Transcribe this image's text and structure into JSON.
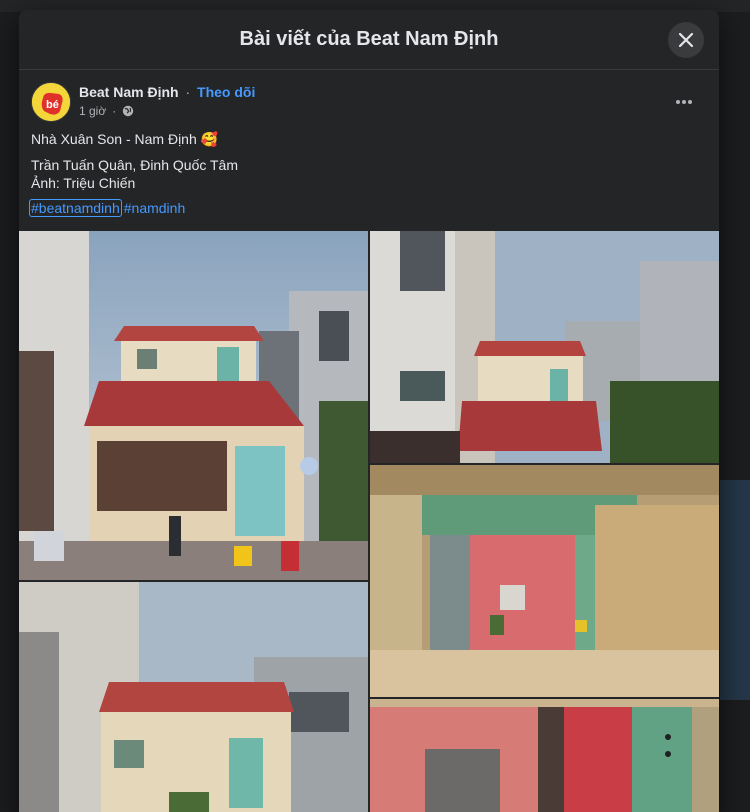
{
  "modal": {
    "title": "Bài viết của Beat Nam Định"
  },
  "post": {
    "author": "Beat Nam Định",
    "separator": "·",
    "follow_label": "Theo dõi",
    "time": "1 giờ",
    "privacy_icon": "globe-icon",
    "text_lines": [
      "Nhà Xuân Son - Nam Định 🥰",
      "Trần Tuấn Quân, Đinh Quốc Tâm",
      "Ảnh: Triệu Chiến"
    ],
    "hashtags": [
      "#beatnamdinh",
      "#namdinh"
    ]
  },
  "photos": [
    {
      "name": "house-facade-front",
      "icon": "photo"
    },
    {
      "name": "house-facade-angle",
      "icon": "photo"
    },
    {
      "name": "interior-courtyard",
      "icon": "photo"
    },
    {
      "name": "house-facade-closeup",
      "icon": "photo"
    },
    {
      "name": "interior-pink-wall",
      "icon": "photo"
    }
  ],
  "colors": {
    "modal_bg": "#242526",
    "accent": "#4599ff",
    "text_primary": "#e4e6eb",
    "text_secondary": "#b0b3b8"
  }
}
▬▬▬▬▬▬▬▬▬▬
* _WHAT THE TASK ASKS_: Print the complete listing exactly as it stands, without its pictures.

* _RESPONSE_:
Transcribe this image's text and structure into JSON.
{
  "modal": {
    "title": "Bài viết của Beat Nam Định"
  },
  "post": {
    "author": "Beat Nam Định",
    "separator": "·",
    "follow_label": "Theo dõi",
    "time": "1 giờ",
    "privacy_icon": "globe-icon",
    "text_lines": [
      "Nhà Xuân Son - Nam Định 🥰",
      "Trần Tuấn Quân, Đinh Quốc Tâm",
      "Ảnh: Triệu Chiến"
    ],
    "hashtags": [
      "#beatnamdinh",
      "#namdinh"
    ]
  },
  "photos": [
    {
      "name": "house-facade-front",
      "icon": "photo"
    },
    {
      "name": "house-facade-angle",
      "icon": "photo"
    },
    {
      "name": "interior-courtyard",
      "icon": "photo"
    },
    {
      "name": "house-facade-closeup",
      "icon": "photo"
    },
    {
      "name": "interior-pink-wall",
      "icon": "photo"
    }
  ],
  "colors": {
    "modal_bg": "#242526",
    "accent": "#4599ff",
    "text_primary": "#e4e6eb",
    "text_secondary": "#b0b3b8"
  }
}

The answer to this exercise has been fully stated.